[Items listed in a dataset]
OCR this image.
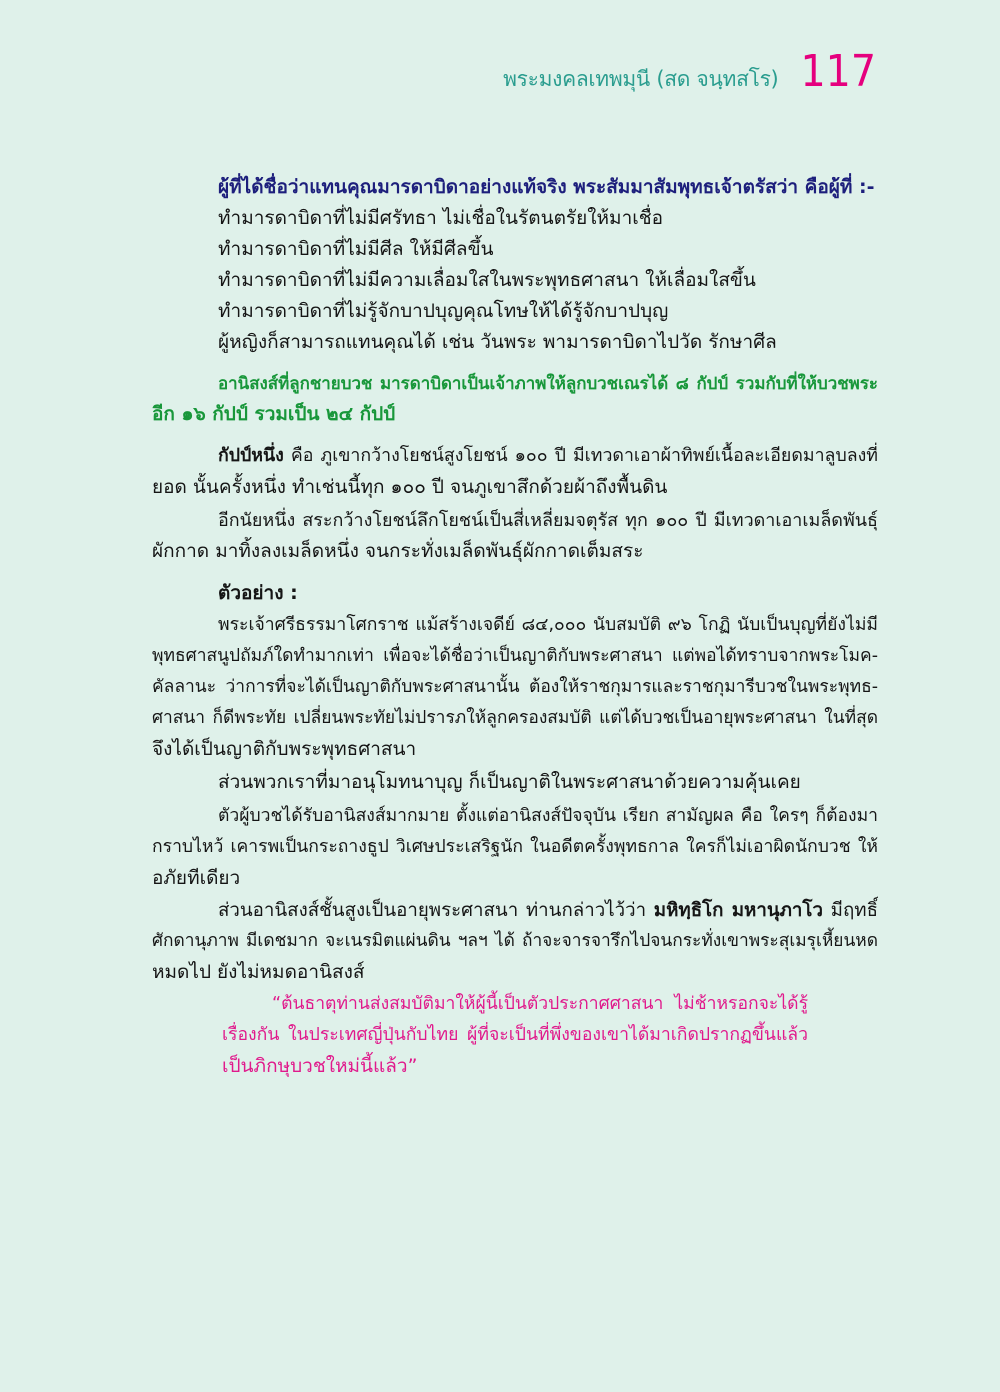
พระมงคลเทพมุนี (สด จนฺทสโร) 117
ผู้ที่ได้ชื่อว่าแทนคุณมารดาบิดาอย่างแท้จริง พระสัมมาสัมพุทธเจ้าตรัสว่า คือผู้ที่ :-
ทำมารดาบิดาที่ไม่มีศรัทธา ไม่เชื่อในรัตนตรัยให้มาเชื่อ
ทำมารดาบิดาที่ไม่มีศีล ให้มีศีลขึ้น
ทำมารดาบิดาที่ไม่มีความเลื่อมใสในพระพุทธศาสนา ให้เลื่อมใสขึ้น
ทำมารดาบิดาที่ไม่รู้จักบาปบุญคุณโทษให้ได้รู้จักบาปบุญ
ผู้หญิงก็สามารถแทนคุณได้ เช่น วันพระ พามารดาบิดาไปวัด รักษาศีล
อานิสงส์ที่ลูกชายบวช มารดาบิดาเป็นเจ้าภาพให้ลูกบวชเณรได้ ๘ กัปป์ รวมกับที่ให้บวชพระ
อีก ๑๖ กัปป์ รวมเป็น ๒๔ กัปป์
กัปป์หนึ่ง คือ ภูเขากว้างโยชน์สูงโยชน์ ๑๐๐ ปี มีเทวดาเอาผ้าทิพย์เนื้อละเอียดมาลูบลงที่
ยอด นั้นครั้งหนึ่ง ทำเช่นนี้ทุก ๑๐๐ ปี จนภูเขาสึกด้วยผ้าถึงพื้นดิน
อีกนัยหนึ่ง สระกว้างโยชน์ลึกโยชน์เป็นสี่เหลี่ยมจตุรัส ทุก ๑๐๐ ปี มีเทวดาเอาเมล็ดพันธุ์
ผักกาด มาทิ้งลงเมล็ดหนึ่ง จนกระทั่งเมล็ดพันธุ์ผักกาดเต็มสระ
ตัวอย่าง :
พระเจ้าศรีธรรมาโศกราช แม้สร้างเจดีย์ ๘๔,๐๐๐ นับสมบัติ ๙๖ โกฏิ นับเป็นบุญที่ยังไม่มี
พุทธศาสนูปถัมภ์ใดทำมากเท่า เพื่อจะได้ชื่อว่าเป็นญาติกับพระศาสนา แต่พอได้ทราบจากพระโมค-
คัลลานะ ว่าการที่จะได้เป็นญาติกับพระศาสนานั้น ต้องให้ราชกุมารและราชกุมารีบวชในพระพุทธ-
ศาสนา ก็ดีพระทัย เปลี่ยนพระทัยไม่ปรารภให้ลูกครองสมบัติ แต่ได้บวชเป็นอายุพระศาสนา ในที่สุด
จึงได้เป็นญาติกับพระพุทธศาสนา
ส่วนพวกเราที่มาอนุโมทนาบุญ ก็เป็นญาติในพระศาสนาด้วยความคุ้นเคย
ตัวผู้บวชได้รับอานิสงส์มากมาย ตั้งแต่อานิสงส์ปัจจุบัน เรียก สามัญผล คือ ใครๆ ก็ต้องมา
กราบไหว้ เคารพเป็นกระถางธูป วิเศษประเสริฐนัก ในอดีตครั้งพุทธกาล ใครก็ไม่เอาผิดนักบวช ให้
อภัยทีเดียว
ส่วนอานิสงส์ชั้นสูงเป็นอายุพระศาสนา ท่านกล่าวไว้ว่า มหิทฺธิโก มหานุภาโว มีฤทธิ์
ศักดานุภาพ มีเดชมาก จะเนรมิตแผ่นดิน ฯลฯ ได้ ถ้าจะจารจารึกไปจนกระทั่งเขาพระสุเมรุเหี้ยนหด
หมดไป ยังไม่หมดอานิสงส์
“ต้นธาตุท่านส่งสมบัติมาให้ผู้นี้เป็นตัวประกาศศาสนา ไม่ช้าหรอกจะได้รู้
เรื่องกัน ในประเทศญี่ปุ่นกับไทย ผู้ที่จะเป็นที่พึ่งของเขาได้มาเกิดปรากฏขึ้นแล้ว
เป็นภิกษุบวชใหม่นี้แล้ว”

» What you need to do: Read the entries above, then pull out the lines that include "ทำมารดาบ".

» Response:
ทำมารดาบิดาที่ไม่มีศรัทธา ไม่เชื่อในรัตนตรัยให้มาเชื่อ
ทำมารดาบิดาที่ไม่มีศีล ให้มีศีลขึ้น
ทำมารดาบิดาที่ไม่มีความเลื่อมใสในพระพุทธศาสนา ให้เลื่อมใสขึ้น
ทำมารดาบิดาที่ไม่รู้จักบาปบุญคุณโทษให้ได้รู้จักบาปบุญ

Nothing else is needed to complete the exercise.